Зрители дождались — десять лет спустя. Тогда же и Мейерхольда выцарапали из архивных могильников, благо, следователь Ряжский помог.
Воссоединились Учитель и Ученик, разведённые смертью, а до того — сведённые и разведённые жизнью.
Разведённые жизнью
Их разрыв в начале 1920-х годов подробно и бережно прокомментирован Львом Рошалем; разрыв этот так же знаменателен для эпохи, как их посмертное единение.
В плане элементарно биографическом это результат взаимной творческой ревности двух творцов, каждый из которых полагает, и не без оснований, что у него в искусстве своя великая стезя. Да ещё на это накладывается общеизвестная бесцеремонность Мейерхольда в личных отношениях (на фене эпохи: в "кадровых вопросах"). Главное же вот что: Эйзенштейн, заворожённый обаянием Мастера, поступил к нему учиться на Государственные Высшие режиссёрские мастерские (на фене эпохи: ГВЫРМ), но вскоре убыл. Почему? Потому что не увидел в уроках Мастера системы. Куда убыл? В "Пролеткульт" (ещё один бастион фени), после чего был из ГВЫРМа то ли изгнан, то ли вежливо выпровожден.
Учитель тем не менее не теряет Ученика из виду и признаёт в нём достойного соперника. Ученик же делает почти невозможное: после гибели Мейерхольда тайно принимает на хранение и сберегает его архив, что в сталинские времена дело весьма опасное.
Так что лично — оба на высоте.
Что же главное в прерывистом союзе двух великих художников?
Подхват языка?
"В причудливом сценическом действе соединяются (у Мейерхольда) цирк и буффонада. Живые лица и маски. Кульбиты и эквилибристика. Хождение по проволоке, натянутой над полом и, наклонно, над залом".

= ЗАДАНИЯ К ТЕКСТУ =
a - Перепечатайте из текста о Мейерхольде и Эйзенштейне отрывок между словами «Учитель тем не» и «дело весьма опасное.», включая их.
b - Ответьте по тексту о Мейерхольде и Эйзенштейне на вопросы:
(i) Кто подробно прокомментировал их разрыв в начале 1920-х годов?
(ii) Куда ушёл Эйзенштейн от Мейерхольда?
(iii) Что Эйзенштейн сделал после гибели Мейерхольда?

= ИСХОДНЫЕ ДАННЫЕ =
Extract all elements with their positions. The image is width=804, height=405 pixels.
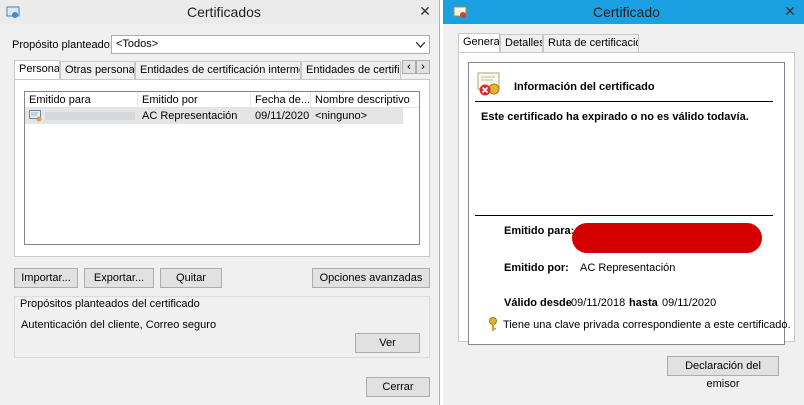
- tab-ruta-certificacion[interactable]: Ruta de certificación: [543, 34, 639, 52]
- invalid-certificate-icon: [477, 72, 500, 96]
- certificate-icon: [29, 110, 42, 122]
- tab-entidades-intermedias-label: Entidades de certificación intermedias: [140, 64, 300, 76]
- column-header-nombre[interactable]: Nombre descriptivo: [311, 92, 421, 108]
- redacted-issued-to: [572, 223, 762, 253]
- tab-scroll-right-button[interactable]: ›: [416, 60, 430, 74]
- valid-from-label: Válido desde: [504, 297, 572, 309]
- private-key-text: Tiene una clave privada correspondiente …: [503, 319, 791, 331]
- divider-top: [475, 101, 773, 102]
- tab-detalles[interactable]: Detalles: [500, 34, 543, 52]
- tab-detalles-label: Detalles: [505, 37, 543, 49]
- valid-from-value: 09/11/2018: [571, 297, 626, 309]
- window-title: Certificado: [593, 4, 660, 20]
- issued-by-label: Emitido por:: [504, 262, 569, 274]
- view-button[interactable]: Ver: [355, 333, 420, 353]
- tab-otras-personas-label: Otras personas: [65, 64, 135, 76]
- list-header: Emitido para Emitido por Fecha de... Nom…: [25, 92, 419, 108]
- certificates-app-icon: [6, 6, 20, 18]
- info-title: Información del certificado: [514, 81, 655, 93]
- window-title: Certificados: [187, 4, 261, 20]
- purposes-group-label: Propósitos planteados del certificado: [20, 298, 200, 310]
- purpose-label: Propósito planteado:: [12, 39, 113, 51]
- tab-general-label: General: [463, 36, 500, 48]
- issued-to-label: Emitido para:: [504, 225, 575, 237]
- key-icon: [489, 317, 497, 331]
- row-friendly-name: <ninguno>: [315, 110, 367, 122]
- export-button[interactable]: Exportar...: [84, 268, 154, 288]
- row-date: 09/11/2020: [255, 110, 310, 122]
- column-header-emitido-por[interactable]: Emitido por: [138, 92, 251, 108]
- valid-to-value: 09/11/2020: [662, 297, 717, 309]
- tab-entidades-raiz-label: Entidades de certificaci: [306, 64, 400, 76]
- row-issued-to: [45, 108, 135, 124]
- close-window-icon[interactable]: ✕: [776, 0, 804, 22]
- certificates-window: Certificados ✕ Propósito planteado: <Tod…: [0, 0, 440, 405]
- purposes-group: Propósitos planteados del certificado Au…: [14, 296, 430, 358]
- close-button[interactable]: Cerrar: [366, 377, 430, 397]
- divider-mid: [475, 215, 773, 216]
- certificates-titlebar[interactable]: Certificados ✕: [0, 0, 439, 24]
- row-issued-by: AC Representación: [142, 110, 238, 122]
- purpose-dropdown[interactable]: <Todos>: [111, 35, 430, 54]
- tab-scroll-left-button[interactable]: ‹: [402, 60, 416, 74]
- tab-ruta-certificacion-label: Ruta de certificación: [548, 37, 639, 49]
- column-header-emitido-para[interactable]: Emitido para: [25, 92, 138, 108]
- purpose-dropdown-value: <Todos>: [116, 38, 159, 50]
- certificate-window: Certificado ✕ General Detalles Ruta de c…: [443, 0, 804, 405]
- purposes-text: Autenticación del cliente, Correo seguro: [21, 319, 217, 331]
- issuer-statement-button[interactable]: Declaración del emisor: [667, 356, 779, 390]
- certificate-titlebar[interactable]: Certificado ✕: [443, 0, 804, 24]
- close-window-icon[interactable]: ✕: [411, 0, 439, 22]
- certificate-info-box: Información del certificado Este certifi…: [468, 62, 791, 345]
- chevron-down-icon: [416, 42, 425, 48]
- tab-personal-label: Personal: [19, 63, 60, 75]
- table-row[interactable]: AC Representación 09/11/2020 <ninguno>: [25, 108, 403, 124]
- certificate-list[interactable]: Emitido para Emitido por Fecha de... Nom…: [24, 91, 420, 245]
- import-button[interactable]: Importar...: [14, 268, 78, 288]
- advanced-options-button[interactable]: Opciones avanzadas: [312, 268, 430, 288]
- tab-otras-personas[interactable]: Otras personas: [60, 61, 135, 79]
- certificate-app-icon: [453, 6, 467, 18]
- status-text: Este certificado ha expirado o no es vál…: [481, 111, 749, 123]
- tab-personal[interactable]: Personal: [14, 60, 60, 80]
- valid-to-label: hasta: [629, 297, 658, 309]
- issued-by-value: AC Representación: [580, 262, 676, 274]
- tab-general[interactable]: General: [458, 33, 500, 53]
- remove-button[interactable]: Quitar: [160, 268, 222, 288]
- tab-entidades-raiz[interactable]: Entidades de certificaci: [301, 61, 401, 79]
- column-header-fecha[interactable]: Fecha de...: [251, 92, 311, 108]
- tab-entidades-intermedias[interactable]: Entidades de certificación intermedias: [135, 61, 301, 79]
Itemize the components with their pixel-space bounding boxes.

= ОТВЕТЫ К ЗАДАНИЯМ =
a -
Учитель тем не менее не теряет Ученика из виду и признаёт в нём достойного соперника. Ученик же делает почти невозможное: после гибели Мейерхольда тайно принимает на хранение и сберегает его архив, что в сталинские времена дело весьма опасное.

b -
(i) Лев Рошаль.
(ii) В «Пролеткульт».
(iii) Тайно принял на хранение и сберёг его архив.